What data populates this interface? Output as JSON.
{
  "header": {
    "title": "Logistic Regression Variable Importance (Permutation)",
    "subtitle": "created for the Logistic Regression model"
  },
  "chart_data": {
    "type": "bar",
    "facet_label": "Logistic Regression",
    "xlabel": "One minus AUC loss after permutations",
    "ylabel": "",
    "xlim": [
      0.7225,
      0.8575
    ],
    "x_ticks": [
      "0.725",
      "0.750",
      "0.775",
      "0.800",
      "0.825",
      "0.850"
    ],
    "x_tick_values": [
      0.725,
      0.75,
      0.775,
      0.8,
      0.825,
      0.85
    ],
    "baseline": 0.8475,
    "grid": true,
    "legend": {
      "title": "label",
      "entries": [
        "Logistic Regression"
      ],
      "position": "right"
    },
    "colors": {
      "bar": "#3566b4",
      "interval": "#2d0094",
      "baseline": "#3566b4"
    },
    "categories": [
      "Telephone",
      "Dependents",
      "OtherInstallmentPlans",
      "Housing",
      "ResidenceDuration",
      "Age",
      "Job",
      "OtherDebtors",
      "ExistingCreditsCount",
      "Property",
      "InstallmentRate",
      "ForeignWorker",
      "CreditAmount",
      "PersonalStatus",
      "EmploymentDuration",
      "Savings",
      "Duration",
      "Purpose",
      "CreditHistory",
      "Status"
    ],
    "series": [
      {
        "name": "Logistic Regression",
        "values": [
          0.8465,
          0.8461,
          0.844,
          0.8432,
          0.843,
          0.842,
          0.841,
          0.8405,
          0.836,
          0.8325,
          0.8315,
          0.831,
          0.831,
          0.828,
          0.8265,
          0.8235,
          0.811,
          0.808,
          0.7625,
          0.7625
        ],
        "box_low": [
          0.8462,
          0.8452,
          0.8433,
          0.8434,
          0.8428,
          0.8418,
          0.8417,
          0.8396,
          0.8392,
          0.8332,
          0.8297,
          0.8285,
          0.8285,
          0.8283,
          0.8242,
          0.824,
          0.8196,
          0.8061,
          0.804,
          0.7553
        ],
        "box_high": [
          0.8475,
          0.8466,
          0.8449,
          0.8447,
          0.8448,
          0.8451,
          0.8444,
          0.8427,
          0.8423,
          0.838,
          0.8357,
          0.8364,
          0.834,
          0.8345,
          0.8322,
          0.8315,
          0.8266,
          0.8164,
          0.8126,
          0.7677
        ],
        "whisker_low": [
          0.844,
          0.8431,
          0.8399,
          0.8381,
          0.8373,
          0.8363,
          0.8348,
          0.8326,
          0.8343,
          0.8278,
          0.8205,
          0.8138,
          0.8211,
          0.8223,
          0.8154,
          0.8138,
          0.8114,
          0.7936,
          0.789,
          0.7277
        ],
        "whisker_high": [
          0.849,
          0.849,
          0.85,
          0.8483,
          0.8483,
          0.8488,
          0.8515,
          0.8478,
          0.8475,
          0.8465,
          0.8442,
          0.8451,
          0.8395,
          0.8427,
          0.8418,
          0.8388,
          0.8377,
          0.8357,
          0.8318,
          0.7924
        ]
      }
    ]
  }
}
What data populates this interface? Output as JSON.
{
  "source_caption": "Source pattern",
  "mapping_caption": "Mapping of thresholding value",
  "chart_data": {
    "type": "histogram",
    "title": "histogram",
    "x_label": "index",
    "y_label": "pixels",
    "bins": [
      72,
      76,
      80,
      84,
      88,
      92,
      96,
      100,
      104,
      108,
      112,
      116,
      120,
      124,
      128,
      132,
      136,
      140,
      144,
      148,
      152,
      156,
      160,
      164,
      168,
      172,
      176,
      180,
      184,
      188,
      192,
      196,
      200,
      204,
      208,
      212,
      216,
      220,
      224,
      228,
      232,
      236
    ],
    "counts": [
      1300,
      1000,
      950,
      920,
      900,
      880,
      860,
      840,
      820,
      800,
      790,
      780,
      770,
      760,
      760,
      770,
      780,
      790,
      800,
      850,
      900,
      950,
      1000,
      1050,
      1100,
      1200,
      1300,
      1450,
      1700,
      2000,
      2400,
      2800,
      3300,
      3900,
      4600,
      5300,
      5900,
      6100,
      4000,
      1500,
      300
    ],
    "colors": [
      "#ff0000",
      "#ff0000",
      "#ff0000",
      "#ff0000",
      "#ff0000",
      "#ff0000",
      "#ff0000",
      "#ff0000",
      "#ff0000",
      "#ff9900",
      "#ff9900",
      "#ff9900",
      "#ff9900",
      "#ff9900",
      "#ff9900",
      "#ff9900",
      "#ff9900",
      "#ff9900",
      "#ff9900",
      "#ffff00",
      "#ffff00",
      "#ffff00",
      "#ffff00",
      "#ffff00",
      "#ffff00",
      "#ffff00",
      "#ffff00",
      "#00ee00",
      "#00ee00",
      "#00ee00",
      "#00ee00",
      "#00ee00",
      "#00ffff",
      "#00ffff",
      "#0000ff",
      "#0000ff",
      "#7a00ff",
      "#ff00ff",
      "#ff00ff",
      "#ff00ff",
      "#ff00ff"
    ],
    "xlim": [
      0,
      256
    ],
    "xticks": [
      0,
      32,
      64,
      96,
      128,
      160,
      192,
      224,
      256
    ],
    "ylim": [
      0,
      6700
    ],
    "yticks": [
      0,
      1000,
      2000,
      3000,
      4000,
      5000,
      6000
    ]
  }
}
__________________________________________________
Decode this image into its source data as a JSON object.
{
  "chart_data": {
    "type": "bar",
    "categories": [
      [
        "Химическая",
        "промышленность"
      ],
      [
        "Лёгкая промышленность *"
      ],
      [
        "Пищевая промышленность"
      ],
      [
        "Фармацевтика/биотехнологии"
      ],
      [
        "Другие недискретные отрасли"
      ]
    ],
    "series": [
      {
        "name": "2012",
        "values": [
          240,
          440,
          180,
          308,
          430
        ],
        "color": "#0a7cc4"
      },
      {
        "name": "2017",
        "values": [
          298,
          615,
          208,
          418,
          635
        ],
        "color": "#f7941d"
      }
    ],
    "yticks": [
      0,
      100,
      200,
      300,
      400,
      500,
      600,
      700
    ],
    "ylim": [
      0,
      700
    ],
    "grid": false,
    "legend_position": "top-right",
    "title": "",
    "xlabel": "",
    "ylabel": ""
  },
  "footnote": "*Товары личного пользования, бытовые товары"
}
__________________________________________________
Problem details:
Count the lines that hold the string "name" and state that number alone.

Solution to this problem:
3